• Исходный отрывок

Троцкий. Книга 1
Шрифт:
В начале марта 1922 года он направил записку членам Политбюро, в Секретариат ЦК.
«Соверш. секретно,
тт. Ленину, Молотову, Каменеву и Сталину.
Работа по изъятию ценностей из московских церквей чрезвычайно запуталась, ввиду того, что наряду с созданными ранее комиссиями Президиум ВЦИК создал свои комиссии: из представителей Помгола (комиссия помощи голодающим. – Д.В. ), представителей губисполкомов и губфинотделов. Вчера на заседании моей комиссии в составе тт. Троцкого, Базилевича, Галкина, Лебедева, Уншлихта, Самойловой-Землячки, Красикова, Краснощекова и Сапронова мы пришли единогласно к выводу о необходимости образования в Москве секретной ударной комиссии (курсив мой. – Д.В. ) в составе: председатель – т. Сапронов, члены: т. Уншлихт, Самойлова-Землячка
11 марта 1922 г.
Троцкий »{122}.
«Ударная комиссия» действовала в духе того времени. То был удар не только по религии и церкви, но и по российской и мировой культуре. К слову сказать, ценности изымались где только можно: в церквах, музеях, у буржуазии, спекулянтов и дельцов. Эти ценности, многие из которых имели огромное значение для российской культуры, обращались в деньги для пополнения бюджета различных ведомств. Документы говорят, что изъятые церковные ценности почти не были потрачены на непосредственную помощь миллионам голодающих, а использовались совсем на другие нужды. По просьбе некоторых крупных партийных комитетов им выделялись определенные объемы так называемой тогда «роскоши». Вот выписка из протокола № 89 заседания Политбюро ЦК РКП(б) от 12 января 1922 года. Принято решение о выделении «предметов роскоши в целях создания местных фондов для Москвы и Петрограда, а также фонд для экспорта. Для определения его размеров и пр. создать комиссию в составе тт. Зиновьева (с правом замены т. Бене), Каменева (с правом замены т. Арутюнянц), Троцкого и Лежавы (с правом замены т. Рыкуновым)»{123}.

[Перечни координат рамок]

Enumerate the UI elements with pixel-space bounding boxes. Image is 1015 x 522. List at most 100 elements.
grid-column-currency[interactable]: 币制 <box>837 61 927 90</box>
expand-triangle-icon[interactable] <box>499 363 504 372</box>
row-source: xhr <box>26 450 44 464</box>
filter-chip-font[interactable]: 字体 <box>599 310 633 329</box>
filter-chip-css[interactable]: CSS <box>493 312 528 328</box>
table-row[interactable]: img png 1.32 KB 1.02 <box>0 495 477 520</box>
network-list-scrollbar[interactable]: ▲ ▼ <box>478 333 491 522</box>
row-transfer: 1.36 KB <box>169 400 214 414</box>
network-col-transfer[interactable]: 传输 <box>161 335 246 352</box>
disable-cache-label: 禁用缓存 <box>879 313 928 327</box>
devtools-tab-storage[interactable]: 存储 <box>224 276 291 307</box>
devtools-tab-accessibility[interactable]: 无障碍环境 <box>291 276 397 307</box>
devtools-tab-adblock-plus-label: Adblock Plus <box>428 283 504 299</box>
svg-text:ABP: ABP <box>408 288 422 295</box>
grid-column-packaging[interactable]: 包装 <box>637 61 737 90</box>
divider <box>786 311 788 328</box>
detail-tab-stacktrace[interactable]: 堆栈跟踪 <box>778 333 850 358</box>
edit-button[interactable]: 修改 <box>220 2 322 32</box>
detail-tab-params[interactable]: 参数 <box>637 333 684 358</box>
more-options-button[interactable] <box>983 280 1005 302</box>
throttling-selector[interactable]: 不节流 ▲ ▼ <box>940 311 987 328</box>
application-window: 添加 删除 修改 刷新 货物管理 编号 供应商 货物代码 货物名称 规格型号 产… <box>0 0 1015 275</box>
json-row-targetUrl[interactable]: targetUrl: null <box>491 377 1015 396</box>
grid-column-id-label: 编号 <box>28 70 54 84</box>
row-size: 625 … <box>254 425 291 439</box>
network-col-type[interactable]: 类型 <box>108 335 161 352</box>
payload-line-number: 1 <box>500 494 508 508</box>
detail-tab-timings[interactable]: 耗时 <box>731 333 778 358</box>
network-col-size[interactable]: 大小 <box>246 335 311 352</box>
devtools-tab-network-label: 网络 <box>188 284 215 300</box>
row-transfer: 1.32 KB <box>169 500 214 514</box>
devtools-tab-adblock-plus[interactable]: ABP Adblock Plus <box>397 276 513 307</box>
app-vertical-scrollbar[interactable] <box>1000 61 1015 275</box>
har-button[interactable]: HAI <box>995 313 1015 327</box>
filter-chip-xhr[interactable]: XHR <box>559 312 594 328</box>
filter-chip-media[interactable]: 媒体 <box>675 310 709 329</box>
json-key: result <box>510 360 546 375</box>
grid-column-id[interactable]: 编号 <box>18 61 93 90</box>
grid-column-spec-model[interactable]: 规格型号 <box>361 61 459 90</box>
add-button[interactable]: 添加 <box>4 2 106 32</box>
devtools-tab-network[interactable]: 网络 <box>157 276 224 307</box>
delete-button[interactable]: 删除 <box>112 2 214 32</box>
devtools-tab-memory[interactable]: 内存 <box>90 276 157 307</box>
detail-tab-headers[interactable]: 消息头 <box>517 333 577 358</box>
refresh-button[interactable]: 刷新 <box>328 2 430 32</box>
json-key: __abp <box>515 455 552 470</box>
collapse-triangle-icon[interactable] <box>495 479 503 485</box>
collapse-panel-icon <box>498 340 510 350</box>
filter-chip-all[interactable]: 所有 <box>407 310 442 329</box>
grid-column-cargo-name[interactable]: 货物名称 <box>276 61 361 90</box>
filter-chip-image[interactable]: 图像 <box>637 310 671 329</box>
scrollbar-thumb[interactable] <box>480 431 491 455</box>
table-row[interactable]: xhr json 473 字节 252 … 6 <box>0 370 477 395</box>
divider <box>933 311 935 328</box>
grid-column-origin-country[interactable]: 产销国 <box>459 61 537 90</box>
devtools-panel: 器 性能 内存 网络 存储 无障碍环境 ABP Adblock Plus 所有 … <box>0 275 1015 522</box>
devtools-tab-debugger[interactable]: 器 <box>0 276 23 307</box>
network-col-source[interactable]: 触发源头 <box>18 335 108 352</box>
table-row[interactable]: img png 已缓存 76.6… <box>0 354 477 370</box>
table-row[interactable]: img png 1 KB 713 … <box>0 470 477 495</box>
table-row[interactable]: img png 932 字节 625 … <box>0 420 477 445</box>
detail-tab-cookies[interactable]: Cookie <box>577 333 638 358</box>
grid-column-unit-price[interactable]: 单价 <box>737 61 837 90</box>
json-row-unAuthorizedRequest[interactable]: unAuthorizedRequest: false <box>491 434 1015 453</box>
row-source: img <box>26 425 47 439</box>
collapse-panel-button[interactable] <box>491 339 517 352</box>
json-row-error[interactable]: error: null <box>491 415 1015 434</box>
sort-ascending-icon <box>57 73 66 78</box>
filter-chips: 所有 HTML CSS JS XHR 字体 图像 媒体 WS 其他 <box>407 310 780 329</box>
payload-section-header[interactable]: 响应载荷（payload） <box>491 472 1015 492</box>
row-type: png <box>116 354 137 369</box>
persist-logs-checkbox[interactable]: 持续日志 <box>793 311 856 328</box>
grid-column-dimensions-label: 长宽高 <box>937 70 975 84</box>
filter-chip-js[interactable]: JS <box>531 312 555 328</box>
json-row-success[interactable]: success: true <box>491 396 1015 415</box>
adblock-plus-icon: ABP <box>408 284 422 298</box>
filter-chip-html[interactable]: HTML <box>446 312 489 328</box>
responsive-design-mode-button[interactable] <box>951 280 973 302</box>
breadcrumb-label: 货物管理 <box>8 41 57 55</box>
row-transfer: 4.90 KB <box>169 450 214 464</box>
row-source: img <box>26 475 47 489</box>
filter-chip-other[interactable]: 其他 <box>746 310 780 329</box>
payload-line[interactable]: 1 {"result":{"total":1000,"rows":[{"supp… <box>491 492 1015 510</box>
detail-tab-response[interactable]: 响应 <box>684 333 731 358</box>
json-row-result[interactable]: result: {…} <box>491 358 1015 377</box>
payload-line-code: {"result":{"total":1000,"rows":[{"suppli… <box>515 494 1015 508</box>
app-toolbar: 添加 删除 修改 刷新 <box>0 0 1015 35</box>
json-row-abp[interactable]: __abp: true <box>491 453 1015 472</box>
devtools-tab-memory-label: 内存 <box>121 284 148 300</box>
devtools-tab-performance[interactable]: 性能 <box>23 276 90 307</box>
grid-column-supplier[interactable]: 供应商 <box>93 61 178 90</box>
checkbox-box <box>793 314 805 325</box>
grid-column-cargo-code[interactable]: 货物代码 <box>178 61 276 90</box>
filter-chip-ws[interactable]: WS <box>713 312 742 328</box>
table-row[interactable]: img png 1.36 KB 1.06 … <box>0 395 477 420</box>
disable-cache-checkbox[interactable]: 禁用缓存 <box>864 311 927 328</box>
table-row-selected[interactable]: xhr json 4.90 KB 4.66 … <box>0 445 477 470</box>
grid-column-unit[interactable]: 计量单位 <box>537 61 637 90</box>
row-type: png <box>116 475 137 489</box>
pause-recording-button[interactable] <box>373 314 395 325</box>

• Задания
**1.** Какой датой помечен протокол № 89 заседания Политбюро ЦК РКП(б), упомянутый в отрывке об изъятии церковных ценностей?
**2.** Напишите, пожалуйста, продолжение отрывка об изъятии церковных ценностей, начиная сразу после его последнего предложения.
Записи для этой работы не понадобятся.

• Ответы к заданиям
**1.** 12 января 1922 года.

**2.**
Протокол, подписанный В.М. Молотовым, свидетельствует не просто о вынужденном поиске денежных средств, но и о разбазаривании национального культурного достояния.
Стараясь повернуть дело культурного строительства, культурного воспитания народа на рельсы революционного развития, Троцкий видел в этом одно из условий подготовки мировой революции. Говоря о культурной работе в клубах и ее связи с международными вопросами, Троцкий однозначно сказал: «От всех шкивов мелких частных вопросов должны идти приводные ремни к маховому колесу мировой революции»{124}. Но, говоря об этом, Троцкий вслед за Лениным не хотел признавать «чисто» пролетарской культуры. Это было непросто. Вульгарные просветители, полуневежественные «культуртрегеры» социализма, во весь голос говорили об особой «пролетарской культуре», основанной на классовых инстинктах и новых революционных ценностях.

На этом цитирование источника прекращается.